** start Given data **

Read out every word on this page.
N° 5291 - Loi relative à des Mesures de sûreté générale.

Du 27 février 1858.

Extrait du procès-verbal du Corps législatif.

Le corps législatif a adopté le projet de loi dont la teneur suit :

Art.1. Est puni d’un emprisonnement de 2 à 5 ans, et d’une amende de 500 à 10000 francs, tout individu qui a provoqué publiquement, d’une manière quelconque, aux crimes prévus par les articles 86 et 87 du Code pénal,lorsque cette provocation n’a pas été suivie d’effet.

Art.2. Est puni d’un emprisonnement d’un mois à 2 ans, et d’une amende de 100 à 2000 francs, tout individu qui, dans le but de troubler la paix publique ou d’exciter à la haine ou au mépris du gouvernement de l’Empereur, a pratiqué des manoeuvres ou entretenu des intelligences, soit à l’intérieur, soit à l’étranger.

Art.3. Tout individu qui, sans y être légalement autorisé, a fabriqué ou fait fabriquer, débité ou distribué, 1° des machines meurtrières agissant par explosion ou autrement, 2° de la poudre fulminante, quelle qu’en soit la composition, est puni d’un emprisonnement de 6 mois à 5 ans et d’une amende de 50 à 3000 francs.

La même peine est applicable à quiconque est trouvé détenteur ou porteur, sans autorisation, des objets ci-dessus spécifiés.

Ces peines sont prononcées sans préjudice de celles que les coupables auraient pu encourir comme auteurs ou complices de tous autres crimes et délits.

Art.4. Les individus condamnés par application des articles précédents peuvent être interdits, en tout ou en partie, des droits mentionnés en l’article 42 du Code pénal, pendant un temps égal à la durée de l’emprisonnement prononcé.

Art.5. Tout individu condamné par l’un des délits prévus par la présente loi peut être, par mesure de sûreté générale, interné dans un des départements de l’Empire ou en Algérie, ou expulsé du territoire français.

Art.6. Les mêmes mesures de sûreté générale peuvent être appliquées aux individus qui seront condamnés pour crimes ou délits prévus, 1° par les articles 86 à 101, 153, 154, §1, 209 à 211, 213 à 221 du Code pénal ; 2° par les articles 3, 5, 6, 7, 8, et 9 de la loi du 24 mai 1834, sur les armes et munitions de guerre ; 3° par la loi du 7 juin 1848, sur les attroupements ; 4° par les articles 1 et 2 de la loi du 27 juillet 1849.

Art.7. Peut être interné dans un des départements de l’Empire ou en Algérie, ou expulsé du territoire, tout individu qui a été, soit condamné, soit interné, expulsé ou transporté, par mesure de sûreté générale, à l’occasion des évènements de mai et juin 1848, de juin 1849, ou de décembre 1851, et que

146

** end Given data **

Retype all of the data shown above, word for word.

Read out every word on this page.
N° 5291 - Loi relative à des Mesures de sûreté générale.

Du 27 février 1858.

Extrait du procès-verbal du Corps législatif.

Le corps législatif a adopté le projet de loi dont la teneur suit :

Art.1. Est puni d’un emprisonnement de 2 à 5 ans, et d’une amende de 500 à 10000 francs, tout individu qui a provoqué publiquement, d’une manière quelconque, aux crimes prévus par les articles 86 et 87 du Code pénal,lorsque cette provocation n’a pas été suivie d’effet.

Art.2. Est puni d’un emprisonnement d’un mois à 2 ans, et d’une amende de 100 à 2000 francs, tout individu qui, dans le but de troubler la paix publique ou d’exciter à la haine ou au mépris du gouvernement de l’Empereur, a pratiqué des manoeuvres ou entretenu des intelligences, soit à l’intérieur, soit à l’étranger.

Art.3. Tout individu qui, sans y être légalement autorisé, a fabriqué ou fait fabriquer, débité ou distribué, 1° des machines meurtrières agissant par explosion ou autrement, 2° de la poudre fulminante, quelle qu’en soit la composition, est puni d’un emprisonnement de 6 mois à 5 ans et d’une amende de 50 à 3000 francs.

La même peine est applicable à quiconque est trouvé détenteur ou porteur, sans autorisation, des objets ci-dessus spécifiés.

Ces peines sont prononcées sans préjudice de celles que les coupables auraient pu encourir comme auteurs ou complices de tous autres crimes et délits.

Art.4. Les individus condamnés par application des articles précédents peuvent être interdits, en tout ou en partie, des droits mentionnés en l’article 42 du Code pénal, pendant un temps égal à la durée de l’emprisonnement prononcé.

Art.5. Tout individu condamné par l’un des délits prévus par la présente loi peut être, par mesure de sûreté générale, interné dans un des départements de l’Empire ou en Algérie, ou expulsé du territoire français.

Art.6. Les mêmes mesures de sûreté générale peuvent être appliquées aux individus qui seront condamnés pour crimes ou délits prévus, 1° par les articles 86 à 101, 153, 154, §1, 209 à 211, 213 à 221 du Code pénal ; 2° par les articles 3, 5, 6, 7, 8, et 9 de la loi du 24 mai 1834, sur les armes et munitions de guerre ; 3° par la loi du 7 juin 1848, sur les attroupements ; 4° par les articles 1 et 2 de la loi du 27 juillet 1849.

Art.7. Peut être interné dans un des départements de l’Empire ou en Algérie, ou expulsé du territoire, tout individu qui a été, soit condamné, soit interné, expulsé ou transporté, par mesure de sûreté générale, à l’occasion des évènements de mai et juin 1848, de juin 1849, ou de décembre 1851, et que

146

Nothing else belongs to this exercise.